Dataset items:

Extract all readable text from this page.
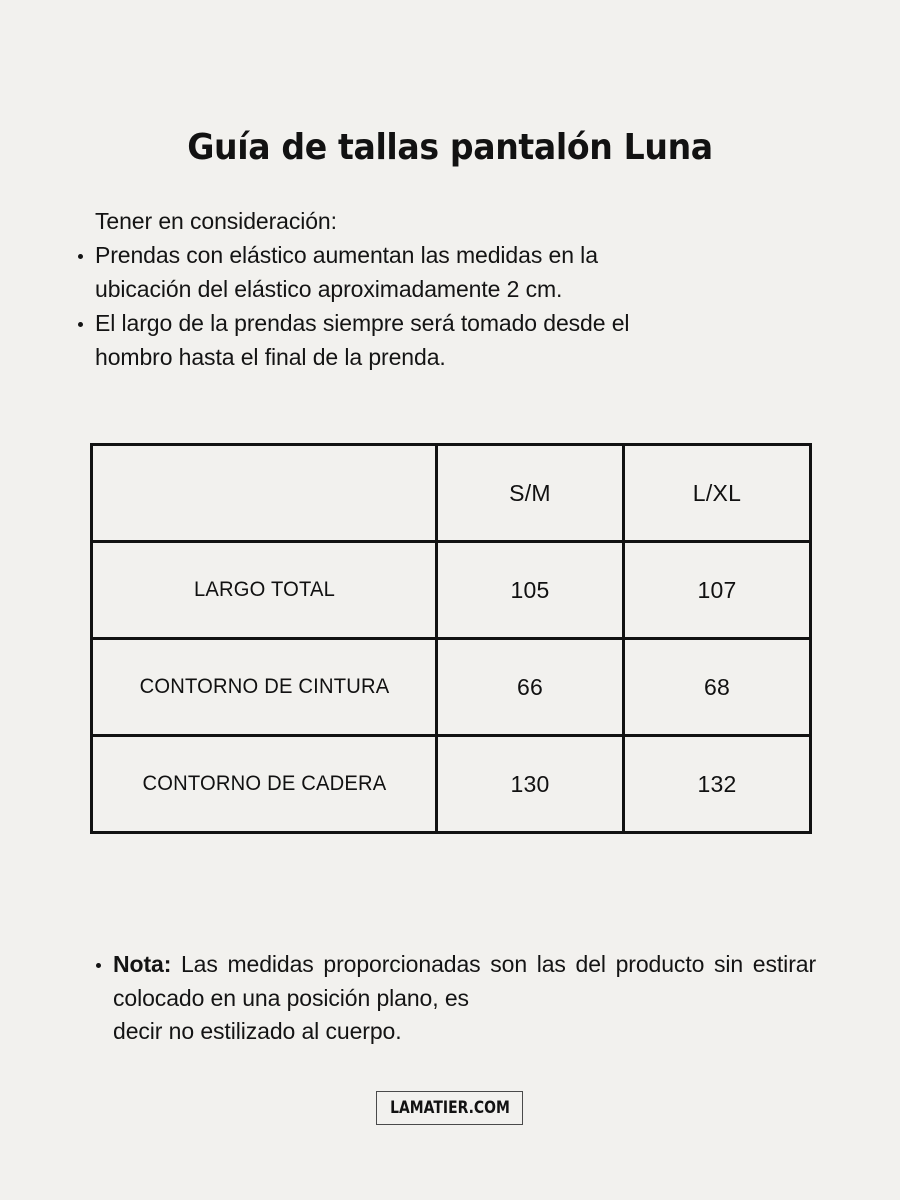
Guía de tallas pantalón Luna
Tener en consideración:
Prendas con elástico aumentan las medidas en la
ubicación del elástico aproximadamente 2 cm.
El largo de la prendas siempre será tomado desde el
hombro hasta el final de la prenda.
	S/M	L/XL
LARGO TOTAL	105	107
CONTORNO DE CINTURA	66	68
CONTORNO DE CADERA	130	132
Nota: Las medidas proporcionadas son las del producto sin estirar colocado en una posición plano, es
decir no estilizado al cuerpo.
LAMATIER.COM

OBJECTIVE:
Copy each line above precisely, dropping the pictures.

EXPECTED ANSWER:
Extract all readable text from this page.
Guía de tallas pantalón Luna
Tener en consideración:
Prendas con elástico aumentan las medidas en la
ubicación del elástico aproximadamente 2 cm.
El largo de la prendas siempre será tomado desde el
hombro hasta el final de la prenda.
	S/M	L/XL
LARGO TOTAL	105	107
CONTORNO DE CINTURA	66	68
CONTORNO DE CADERA	130	132
Nota: Las medidas proporcionadas son las del producto sin estirar colocado en una posición plano, es
decir no estilizado al cuerpo.
LAMATIER.COM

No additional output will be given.